*Exercise requirements*
Your task is to repeat all of the material exactly.

*The data*
◇ ◇ ◇ ◇
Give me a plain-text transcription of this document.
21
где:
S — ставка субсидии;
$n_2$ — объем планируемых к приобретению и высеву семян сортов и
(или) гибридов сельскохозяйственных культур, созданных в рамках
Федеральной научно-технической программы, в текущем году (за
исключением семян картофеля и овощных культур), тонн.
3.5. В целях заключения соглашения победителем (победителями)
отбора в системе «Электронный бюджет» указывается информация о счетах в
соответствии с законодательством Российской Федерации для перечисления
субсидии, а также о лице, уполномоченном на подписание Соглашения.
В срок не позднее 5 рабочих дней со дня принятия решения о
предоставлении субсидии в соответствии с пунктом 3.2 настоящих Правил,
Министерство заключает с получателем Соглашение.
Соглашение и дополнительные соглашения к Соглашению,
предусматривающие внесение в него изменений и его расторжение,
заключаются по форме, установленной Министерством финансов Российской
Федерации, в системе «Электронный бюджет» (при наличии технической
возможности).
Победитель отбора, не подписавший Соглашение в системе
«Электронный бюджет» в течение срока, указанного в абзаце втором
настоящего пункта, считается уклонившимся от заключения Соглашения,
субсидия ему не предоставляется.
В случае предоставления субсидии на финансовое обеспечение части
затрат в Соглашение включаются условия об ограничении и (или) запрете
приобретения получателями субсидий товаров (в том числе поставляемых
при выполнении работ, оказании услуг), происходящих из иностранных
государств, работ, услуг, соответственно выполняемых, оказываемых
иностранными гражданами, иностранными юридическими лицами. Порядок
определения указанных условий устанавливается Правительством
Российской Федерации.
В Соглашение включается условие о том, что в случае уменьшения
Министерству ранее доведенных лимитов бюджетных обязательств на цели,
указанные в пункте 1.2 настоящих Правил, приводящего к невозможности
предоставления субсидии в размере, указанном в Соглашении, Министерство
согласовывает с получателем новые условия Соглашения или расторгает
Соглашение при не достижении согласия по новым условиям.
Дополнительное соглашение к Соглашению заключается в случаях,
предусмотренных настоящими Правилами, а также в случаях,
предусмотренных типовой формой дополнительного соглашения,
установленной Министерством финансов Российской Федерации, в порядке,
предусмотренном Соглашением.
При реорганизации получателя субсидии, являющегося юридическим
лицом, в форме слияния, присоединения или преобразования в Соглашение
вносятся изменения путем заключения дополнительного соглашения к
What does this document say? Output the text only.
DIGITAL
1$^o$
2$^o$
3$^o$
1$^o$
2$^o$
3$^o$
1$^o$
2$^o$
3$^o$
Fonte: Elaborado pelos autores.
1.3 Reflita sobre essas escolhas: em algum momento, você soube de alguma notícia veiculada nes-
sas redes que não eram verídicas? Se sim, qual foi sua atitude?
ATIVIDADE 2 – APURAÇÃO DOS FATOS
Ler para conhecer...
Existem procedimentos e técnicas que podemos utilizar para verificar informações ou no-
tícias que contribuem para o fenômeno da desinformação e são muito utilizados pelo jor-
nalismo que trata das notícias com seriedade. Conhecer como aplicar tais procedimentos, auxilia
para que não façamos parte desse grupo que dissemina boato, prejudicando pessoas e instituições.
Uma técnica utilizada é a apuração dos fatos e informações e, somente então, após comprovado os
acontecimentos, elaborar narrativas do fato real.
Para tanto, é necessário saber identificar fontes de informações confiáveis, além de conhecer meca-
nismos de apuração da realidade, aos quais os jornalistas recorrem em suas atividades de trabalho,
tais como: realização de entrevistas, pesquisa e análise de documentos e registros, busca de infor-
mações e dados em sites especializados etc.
◇ ◇ ◇ ◇
*Response to this task*
Give me a plain-text transcription of this document.
21
где:
S — ставка субсидии;
$n_2$ — объем планируемых к приобретению и высеву семян сортов и
(или) гибридов сельскохозяйственных культур, созданных в рамках
Федеральной научно-технической программы, в текущем году (за
исключением семян картофеля и овощных культур), тонн.
3.5. В целях заключения соглашения победителем (победителями)
отбора в системе «Электронный бюджет» указывается информация о счетах в
соответствии с законодательством Российской Федерации для перечисления
субсидии, а также о лице, уполномоченном на подписание Соглашения.
В срок не позднее 5 рабочих дней со дня принятия решения о
предоставлении субсидии в соответствии с пунктом 3.2 настоящих Правил,
Министерство заключает с получателем Соглашение.
Соглашение и дополнительные соглашения к Соглашению,
предусматривающие внесение в него изменений и его расторжение,
заключаются по форме, установленной Министерством финансов Российской
Федерации, в системе «Электронный бюджет» (при наличии технической
возможности).
Победитель отбора, не подписавший Соглашение в системе
«Электронный бюджет» в течение срока, указанного в абзаце втором
настоящего пункта, считается уклонившимся от заключения Соглашения,
субсидия ему не предоставляется.
В случае предоставления субсидии на финансовое обеспечение части
затрат в Соглашение включаются условия об ограничении и (или) запрете
приобретения получателями субсидий товаров (в том числе поставляемых
при выполнении работ, оказании услуг), происходящих из иностранных
государств, работ, услуг, соответственно выполняемых, оказываемых
иностранными гражданами, иностранными юридическими лицами. Порядок
определения указанных условий устанавливается Правительством
Российской Федерации.
В Соглашение включается условие о том, что в случае уменьшения
Министерству ранее доведенных лимитов бюджетных обязательств на цели,
указанные в пункте 1.2 настоящих Правил, приводящего к невозможности
предоставления субсидии в размере, указанном в Соглашении, Министерство
согласовывает с получателем новые условия Соглашения или расторгает
Соглашение при не достижении согласия по новым условиям.
Дополнительное соглашение к Соглашению заключается в случаях,
предусмотренных настоящими Правилами, а также в случаях,
предусмотренных типовой формой дополнительного соглашения,
установленной Министерством финансов Российской Федерации, в порядке,
предусмотренном Соглашением.
При реорганизации получателя субсидии, являющегося юридическим
лицом, в форме слияния, присоединения или преобразования в Соглашение
вносятся изменения путем заключения дополнительного соглашения к
What does this document say? Output the text only.
DIGITAL
1$^o$
2$^o$
3$^o$
1$^o$
2$^o$
3$^o$
1$^o$
2$^o$
3$^o$
Fonte: Elaborado pelos autores.
1.3 Reflita sobre essas escolhas: em algum momento, você soube de alguma notícia veiculada nes-
sas redes que não eram verídicas? Se sim, qual foi sua atitude?
ATIVIDADE 2 – APURAÇÃO DOS FATOS
Ler para conhecer...
Existem procedimentos e técnicas que podemos utilizar para verificar informações ou no-
tícias que contribuem para o fenômeno da desinformação e são muito utilizados pelo jor-
nalismo que trata das notícias com seriedade. Conhecer como aplicar tais procedimentos, auxilia
para que não façamos parte desse grupo que dissemina boato, prejudicando pessoas e instituições.
Uma técnica utilizada é a apuração dos fatos e informações e, somente então, após comprovado os
acontecimentos, elaborar narrativas do fato real.
Para tanto, é necessário saber identificar fontes de informações confiáveis, além de conhecer meca-
nismos de apuração da realidade, aos quais os jornalistas recorrem em suas atividades de trabalho,
tais como: realização de entrevistas, pesquisa e análise de documentos e registros, busca de infor-
mações e dados em sites especializados etc.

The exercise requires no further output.